*Your objective:* Collect every line below that contains the word "maximize".
'''
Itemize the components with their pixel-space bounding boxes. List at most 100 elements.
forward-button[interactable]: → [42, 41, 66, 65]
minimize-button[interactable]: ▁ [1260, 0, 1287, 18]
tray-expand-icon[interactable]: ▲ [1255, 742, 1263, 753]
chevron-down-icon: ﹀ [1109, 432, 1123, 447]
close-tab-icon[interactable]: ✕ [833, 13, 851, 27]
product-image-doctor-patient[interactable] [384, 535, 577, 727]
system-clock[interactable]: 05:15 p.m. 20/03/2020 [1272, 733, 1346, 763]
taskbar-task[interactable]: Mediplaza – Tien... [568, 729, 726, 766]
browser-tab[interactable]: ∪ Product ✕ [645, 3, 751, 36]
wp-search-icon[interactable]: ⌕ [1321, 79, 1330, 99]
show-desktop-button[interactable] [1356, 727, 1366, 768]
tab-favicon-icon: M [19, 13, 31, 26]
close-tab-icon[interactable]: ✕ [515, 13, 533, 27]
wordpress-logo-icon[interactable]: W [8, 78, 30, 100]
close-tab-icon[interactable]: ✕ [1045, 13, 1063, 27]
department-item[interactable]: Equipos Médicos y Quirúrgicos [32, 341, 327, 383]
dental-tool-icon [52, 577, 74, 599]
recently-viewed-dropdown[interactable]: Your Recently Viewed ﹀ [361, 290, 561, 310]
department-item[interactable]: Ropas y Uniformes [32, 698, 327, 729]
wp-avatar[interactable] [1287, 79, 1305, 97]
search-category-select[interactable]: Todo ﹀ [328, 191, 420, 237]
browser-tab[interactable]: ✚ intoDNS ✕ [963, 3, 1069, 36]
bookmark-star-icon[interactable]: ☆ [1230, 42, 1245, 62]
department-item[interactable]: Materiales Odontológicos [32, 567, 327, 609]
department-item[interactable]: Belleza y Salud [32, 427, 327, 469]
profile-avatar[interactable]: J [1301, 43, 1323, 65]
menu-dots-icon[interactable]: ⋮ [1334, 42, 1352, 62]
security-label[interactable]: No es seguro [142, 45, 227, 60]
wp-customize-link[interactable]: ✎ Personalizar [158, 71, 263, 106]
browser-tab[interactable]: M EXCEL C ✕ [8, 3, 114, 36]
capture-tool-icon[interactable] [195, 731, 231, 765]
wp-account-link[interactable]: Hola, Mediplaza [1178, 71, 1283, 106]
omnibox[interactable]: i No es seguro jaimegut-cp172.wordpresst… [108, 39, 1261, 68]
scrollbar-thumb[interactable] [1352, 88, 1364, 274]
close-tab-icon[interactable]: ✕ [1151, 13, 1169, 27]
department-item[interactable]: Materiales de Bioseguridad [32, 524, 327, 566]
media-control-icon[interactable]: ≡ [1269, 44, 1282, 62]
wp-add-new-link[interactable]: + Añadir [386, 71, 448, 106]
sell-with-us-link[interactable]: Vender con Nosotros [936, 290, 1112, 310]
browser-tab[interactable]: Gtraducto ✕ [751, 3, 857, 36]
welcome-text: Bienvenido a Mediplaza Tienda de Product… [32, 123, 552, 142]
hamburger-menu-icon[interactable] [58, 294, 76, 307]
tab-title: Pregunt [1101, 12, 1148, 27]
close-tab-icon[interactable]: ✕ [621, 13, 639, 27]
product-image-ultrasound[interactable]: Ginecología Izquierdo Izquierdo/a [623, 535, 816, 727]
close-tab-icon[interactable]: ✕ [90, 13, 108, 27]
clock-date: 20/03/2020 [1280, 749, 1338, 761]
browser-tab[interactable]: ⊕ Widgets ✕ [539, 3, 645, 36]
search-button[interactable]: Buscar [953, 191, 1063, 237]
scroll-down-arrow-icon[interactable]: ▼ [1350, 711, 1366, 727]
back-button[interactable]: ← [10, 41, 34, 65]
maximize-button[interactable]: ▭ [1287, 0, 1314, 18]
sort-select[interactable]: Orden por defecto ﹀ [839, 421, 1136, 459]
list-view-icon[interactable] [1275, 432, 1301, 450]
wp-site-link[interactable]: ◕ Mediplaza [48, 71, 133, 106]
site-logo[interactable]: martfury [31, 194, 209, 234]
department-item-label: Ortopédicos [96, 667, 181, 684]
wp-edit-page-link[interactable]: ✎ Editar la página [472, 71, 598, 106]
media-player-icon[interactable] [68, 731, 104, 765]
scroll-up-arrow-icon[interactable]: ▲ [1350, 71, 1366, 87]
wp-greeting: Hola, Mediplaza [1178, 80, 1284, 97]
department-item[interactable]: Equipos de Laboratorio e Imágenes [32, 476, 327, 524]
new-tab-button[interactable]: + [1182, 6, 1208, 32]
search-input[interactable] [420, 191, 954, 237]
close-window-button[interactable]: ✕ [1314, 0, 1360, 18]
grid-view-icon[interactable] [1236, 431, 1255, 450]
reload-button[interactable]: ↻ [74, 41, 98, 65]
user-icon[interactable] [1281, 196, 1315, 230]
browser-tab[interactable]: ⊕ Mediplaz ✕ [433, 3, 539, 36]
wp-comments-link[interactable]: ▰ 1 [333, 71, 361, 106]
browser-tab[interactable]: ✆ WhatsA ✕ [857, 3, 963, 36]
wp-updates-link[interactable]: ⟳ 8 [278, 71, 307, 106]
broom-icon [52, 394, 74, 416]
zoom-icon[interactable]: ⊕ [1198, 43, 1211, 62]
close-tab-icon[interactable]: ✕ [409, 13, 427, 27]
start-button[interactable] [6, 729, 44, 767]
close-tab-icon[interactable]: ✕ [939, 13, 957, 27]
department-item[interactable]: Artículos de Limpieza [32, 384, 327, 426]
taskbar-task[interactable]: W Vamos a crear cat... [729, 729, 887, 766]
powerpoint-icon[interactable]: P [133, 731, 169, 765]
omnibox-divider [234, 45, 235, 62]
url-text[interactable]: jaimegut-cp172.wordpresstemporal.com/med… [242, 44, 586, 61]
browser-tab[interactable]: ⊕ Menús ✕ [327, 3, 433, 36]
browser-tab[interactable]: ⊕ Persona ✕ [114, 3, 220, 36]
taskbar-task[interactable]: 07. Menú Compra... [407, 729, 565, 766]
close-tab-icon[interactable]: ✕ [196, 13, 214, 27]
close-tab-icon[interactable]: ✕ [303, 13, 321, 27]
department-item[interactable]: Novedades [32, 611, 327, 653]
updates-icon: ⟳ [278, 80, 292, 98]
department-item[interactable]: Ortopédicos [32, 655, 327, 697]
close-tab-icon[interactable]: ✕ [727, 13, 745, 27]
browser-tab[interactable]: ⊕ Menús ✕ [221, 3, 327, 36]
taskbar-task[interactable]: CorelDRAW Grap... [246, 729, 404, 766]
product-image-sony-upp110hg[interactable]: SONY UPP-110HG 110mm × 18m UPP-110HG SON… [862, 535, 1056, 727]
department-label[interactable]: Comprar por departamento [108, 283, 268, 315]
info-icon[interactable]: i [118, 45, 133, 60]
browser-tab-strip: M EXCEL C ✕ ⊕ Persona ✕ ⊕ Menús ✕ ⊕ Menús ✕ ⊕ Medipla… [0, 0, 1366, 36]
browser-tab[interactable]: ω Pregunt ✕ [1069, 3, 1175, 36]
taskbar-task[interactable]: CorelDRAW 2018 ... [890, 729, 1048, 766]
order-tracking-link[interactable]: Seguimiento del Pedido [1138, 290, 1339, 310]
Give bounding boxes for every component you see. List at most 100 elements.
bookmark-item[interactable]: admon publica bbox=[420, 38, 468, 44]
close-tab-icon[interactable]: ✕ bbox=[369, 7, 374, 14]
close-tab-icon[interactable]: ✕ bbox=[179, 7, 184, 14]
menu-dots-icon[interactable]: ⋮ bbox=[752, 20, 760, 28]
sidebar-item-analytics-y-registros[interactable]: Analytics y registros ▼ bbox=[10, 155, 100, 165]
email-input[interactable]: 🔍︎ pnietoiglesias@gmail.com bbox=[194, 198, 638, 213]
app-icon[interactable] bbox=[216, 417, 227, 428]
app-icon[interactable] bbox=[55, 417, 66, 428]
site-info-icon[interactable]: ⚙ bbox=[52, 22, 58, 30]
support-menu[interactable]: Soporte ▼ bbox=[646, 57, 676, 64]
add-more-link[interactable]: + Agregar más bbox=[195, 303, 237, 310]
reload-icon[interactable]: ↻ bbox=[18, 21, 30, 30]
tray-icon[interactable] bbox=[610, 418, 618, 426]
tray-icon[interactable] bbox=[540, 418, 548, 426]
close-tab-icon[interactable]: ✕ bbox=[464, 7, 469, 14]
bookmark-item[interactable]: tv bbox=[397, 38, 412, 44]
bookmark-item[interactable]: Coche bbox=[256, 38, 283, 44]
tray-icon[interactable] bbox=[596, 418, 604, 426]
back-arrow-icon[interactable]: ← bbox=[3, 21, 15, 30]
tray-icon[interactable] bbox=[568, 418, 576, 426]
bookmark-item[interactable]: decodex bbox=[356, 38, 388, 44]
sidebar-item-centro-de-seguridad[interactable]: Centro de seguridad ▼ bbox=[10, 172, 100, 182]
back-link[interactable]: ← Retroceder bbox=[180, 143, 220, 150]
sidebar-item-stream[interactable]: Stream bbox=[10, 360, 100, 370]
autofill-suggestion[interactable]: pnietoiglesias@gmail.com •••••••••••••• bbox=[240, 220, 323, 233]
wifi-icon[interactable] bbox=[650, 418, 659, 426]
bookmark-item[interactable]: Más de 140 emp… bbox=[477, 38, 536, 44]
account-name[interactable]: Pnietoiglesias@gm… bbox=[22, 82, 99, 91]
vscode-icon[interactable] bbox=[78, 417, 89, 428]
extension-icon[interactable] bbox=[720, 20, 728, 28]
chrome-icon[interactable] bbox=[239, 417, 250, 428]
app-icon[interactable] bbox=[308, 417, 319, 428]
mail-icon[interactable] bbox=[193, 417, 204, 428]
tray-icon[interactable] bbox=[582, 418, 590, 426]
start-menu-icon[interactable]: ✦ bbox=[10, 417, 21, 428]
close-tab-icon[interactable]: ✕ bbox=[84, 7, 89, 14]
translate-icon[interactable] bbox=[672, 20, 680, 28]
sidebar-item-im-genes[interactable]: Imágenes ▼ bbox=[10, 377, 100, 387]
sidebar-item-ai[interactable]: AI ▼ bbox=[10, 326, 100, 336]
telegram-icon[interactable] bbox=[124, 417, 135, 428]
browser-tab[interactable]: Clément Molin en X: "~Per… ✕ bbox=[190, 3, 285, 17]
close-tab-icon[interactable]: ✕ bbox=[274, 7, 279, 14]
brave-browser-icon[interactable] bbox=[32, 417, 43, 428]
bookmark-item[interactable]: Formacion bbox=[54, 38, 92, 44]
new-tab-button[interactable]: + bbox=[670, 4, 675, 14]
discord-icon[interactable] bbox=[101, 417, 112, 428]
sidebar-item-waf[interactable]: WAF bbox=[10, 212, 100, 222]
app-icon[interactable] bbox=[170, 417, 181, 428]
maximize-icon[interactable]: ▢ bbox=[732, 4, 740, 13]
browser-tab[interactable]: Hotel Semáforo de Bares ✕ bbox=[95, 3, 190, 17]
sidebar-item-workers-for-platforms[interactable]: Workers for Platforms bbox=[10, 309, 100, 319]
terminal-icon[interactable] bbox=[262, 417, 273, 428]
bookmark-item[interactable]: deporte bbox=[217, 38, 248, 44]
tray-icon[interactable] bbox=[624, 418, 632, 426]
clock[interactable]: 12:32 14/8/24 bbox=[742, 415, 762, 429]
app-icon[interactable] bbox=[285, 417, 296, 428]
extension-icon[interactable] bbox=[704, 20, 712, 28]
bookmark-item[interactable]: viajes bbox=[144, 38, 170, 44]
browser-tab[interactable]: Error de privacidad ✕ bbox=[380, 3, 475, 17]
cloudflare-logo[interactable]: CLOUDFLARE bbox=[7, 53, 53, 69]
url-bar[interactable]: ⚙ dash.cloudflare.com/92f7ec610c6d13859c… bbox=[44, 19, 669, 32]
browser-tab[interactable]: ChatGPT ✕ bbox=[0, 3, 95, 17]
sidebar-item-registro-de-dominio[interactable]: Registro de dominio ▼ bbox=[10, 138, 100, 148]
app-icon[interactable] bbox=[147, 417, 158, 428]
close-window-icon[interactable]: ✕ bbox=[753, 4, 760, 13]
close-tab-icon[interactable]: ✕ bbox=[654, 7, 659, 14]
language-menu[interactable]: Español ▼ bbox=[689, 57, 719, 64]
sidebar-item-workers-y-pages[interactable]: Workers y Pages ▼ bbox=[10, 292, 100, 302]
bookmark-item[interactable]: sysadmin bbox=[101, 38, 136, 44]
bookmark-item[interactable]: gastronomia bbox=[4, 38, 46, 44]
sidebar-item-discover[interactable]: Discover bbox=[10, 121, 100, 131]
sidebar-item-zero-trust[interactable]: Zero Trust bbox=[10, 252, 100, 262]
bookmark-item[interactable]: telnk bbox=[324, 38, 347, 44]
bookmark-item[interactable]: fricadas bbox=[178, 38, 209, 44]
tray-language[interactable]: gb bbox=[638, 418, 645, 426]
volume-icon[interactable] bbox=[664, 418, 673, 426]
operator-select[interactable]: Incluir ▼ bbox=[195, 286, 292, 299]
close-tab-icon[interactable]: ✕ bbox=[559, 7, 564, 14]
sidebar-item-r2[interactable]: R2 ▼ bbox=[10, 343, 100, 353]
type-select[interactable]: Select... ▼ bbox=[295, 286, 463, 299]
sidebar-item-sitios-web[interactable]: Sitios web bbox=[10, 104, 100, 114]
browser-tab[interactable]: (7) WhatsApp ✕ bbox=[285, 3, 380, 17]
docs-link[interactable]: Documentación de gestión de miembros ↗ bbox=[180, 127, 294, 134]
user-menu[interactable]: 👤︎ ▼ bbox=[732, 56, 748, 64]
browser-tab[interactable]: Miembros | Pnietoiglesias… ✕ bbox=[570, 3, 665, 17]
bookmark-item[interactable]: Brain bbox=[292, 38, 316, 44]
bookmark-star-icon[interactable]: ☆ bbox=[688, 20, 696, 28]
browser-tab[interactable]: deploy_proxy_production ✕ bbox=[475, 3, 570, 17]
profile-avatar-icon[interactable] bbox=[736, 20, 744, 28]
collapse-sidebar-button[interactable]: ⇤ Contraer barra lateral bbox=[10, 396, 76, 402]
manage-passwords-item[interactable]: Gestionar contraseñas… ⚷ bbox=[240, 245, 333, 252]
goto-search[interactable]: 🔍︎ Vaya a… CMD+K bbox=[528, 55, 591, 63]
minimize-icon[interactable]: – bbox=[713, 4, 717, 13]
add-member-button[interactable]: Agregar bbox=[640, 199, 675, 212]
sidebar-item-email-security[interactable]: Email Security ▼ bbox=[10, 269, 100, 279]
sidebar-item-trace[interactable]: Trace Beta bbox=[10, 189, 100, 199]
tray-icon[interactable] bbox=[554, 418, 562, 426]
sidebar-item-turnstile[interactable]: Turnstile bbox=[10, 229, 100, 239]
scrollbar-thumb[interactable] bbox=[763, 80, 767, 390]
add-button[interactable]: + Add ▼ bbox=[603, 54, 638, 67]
'''
*Exercise answer:*
maximize-button[interactable]: ▭ [1287, 0, 1314, 18]
maximize-icon[interactable]: ▢ bbox=[732, 4, 740, 13]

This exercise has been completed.